→ **REQUIREMENTS**
Output every record word for word.

+++ INFORMATION GIVEN +++

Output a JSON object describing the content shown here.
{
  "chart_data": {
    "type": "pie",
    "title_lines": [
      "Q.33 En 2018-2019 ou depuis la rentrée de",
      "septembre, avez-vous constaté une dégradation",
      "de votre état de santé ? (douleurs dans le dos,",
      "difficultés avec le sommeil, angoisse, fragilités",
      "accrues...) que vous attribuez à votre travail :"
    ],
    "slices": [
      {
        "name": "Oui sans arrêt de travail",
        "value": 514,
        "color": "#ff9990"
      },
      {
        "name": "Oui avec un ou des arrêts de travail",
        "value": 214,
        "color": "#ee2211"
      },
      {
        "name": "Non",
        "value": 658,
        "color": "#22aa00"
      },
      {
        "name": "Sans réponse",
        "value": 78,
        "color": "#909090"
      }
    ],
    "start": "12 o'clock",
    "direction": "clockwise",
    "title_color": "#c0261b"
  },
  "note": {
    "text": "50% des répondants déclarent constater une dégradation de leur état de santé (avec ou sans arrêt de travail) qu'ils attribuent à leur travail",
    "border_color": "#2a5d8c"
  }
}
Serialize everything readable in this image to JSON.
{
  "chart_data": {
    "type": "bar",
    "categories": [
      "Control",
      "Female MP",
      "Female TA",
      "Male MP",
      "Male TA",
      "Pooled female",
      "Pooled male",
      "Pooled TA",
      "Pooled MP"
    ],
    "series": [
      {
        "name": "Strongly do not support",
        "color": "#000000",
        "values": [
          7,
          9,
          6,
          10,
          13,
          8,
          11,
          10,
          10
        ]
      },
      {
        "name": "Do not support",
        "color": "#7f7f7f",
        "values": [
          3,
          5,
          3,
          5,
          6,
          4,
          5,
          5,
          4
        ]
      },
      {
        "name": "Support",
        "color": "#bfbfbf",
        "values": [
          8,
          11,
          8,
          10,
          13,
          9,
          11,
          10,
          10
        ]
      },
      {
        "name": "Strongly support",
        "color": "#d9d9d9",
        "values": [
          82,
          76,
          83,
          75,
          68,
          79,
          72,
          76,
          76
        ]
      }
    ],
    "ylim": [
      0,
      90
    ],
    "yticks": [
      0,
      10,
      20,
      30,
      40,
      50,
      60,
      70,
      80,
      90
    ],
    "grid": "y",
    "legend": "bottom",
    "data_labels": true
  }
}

+++

→ **EXERCISE RESULT**
Output a JSON object describing the content shown here.
{
  "chart_data": {
    "type": "pie",
    "title_lines": [
      "Q.33 En 2018-2019 ou depuis la rentrée de",
      "septembre, avez-vous constaté une dégradation",
      "de votre état de santé ? (douleurs dans le dos,",
      "difficultés avec le sommeil, angoisse, fragilités",
      "accrues...) que vous attribuez à votre travail :"
    ],
    "slices": [
      {
        "name": "Oui sans arrêt de travail",
        "value": 514,
        "color": "#ff9990"
      },
      {
        "name": "Oui avec un ou des arrêts de travail",
        "value": 214,
        "color": "#ee2211"
      },
      {
        "name": "Non",
        "value": 658,
        "color": "#22aa00"
      },
      {
        "name": "Sans réponse",
        "value": 78,
        "color": "#909090"
      }
    ],
    "start": "12 o'clock",
    "direction": "clockwise",
    "title_color": "#c0261b"
  },
  "note": {
    "text": "50% des répondants déclarent constater une dégradation de leur état de santé (avec ou sans arrêt de travail) qu'ils attribuent à leur travail",
    "border_color": "#2a5d8c"
  }
}
Serialize everything readable in this image to JSON.
{
  "chart_data": {
    "type": "bar",
    "categories": [
      "Control",
      "Female MP",
      "Female TA",
      "Male MP",
      "Male TA",
      "Pooled female",
      "Pooled male",
      "Pooled TA",
      "Pooled MP"
    ],
    "series": [
      {
        "name": "Strongly do not support",
        "color": "#000000",
        "values": [
          7,
          9,
          6,
          10,
          13,
          8,
          11,
          10,
          10
        ]
      },
      {
        "name": "Do not support",
        "color": "#7f7f7f",
        "values": [
          3,
          5,
          3,
          5,
          6,
          4,
          5,
          5,
          4
        ]
      },
      {
        "name": "Support",
        "color": "#bfbfbf",
        "values": [
          8,
          11,
          8,
          10,
          13,
          9,
          11,
          10,
          10
        ]
      },
      {
        "name": "Strongly support",
        "color": "#d9d9d9",
        "values": [
          82,
          76,
          83,
          75,
          68,
          79,
          72,
          76,
          76
        ]
      }
    ],
    "ylim": [
      0,
      90
    ],
    "yticks": [
      0,
      10,
      20,
      30,
      40,
      50,
      60,
      70,
      80,
      90
    ],
    "grid": "y",
    "legend": "bottom",
    "data_labels": true
  }
}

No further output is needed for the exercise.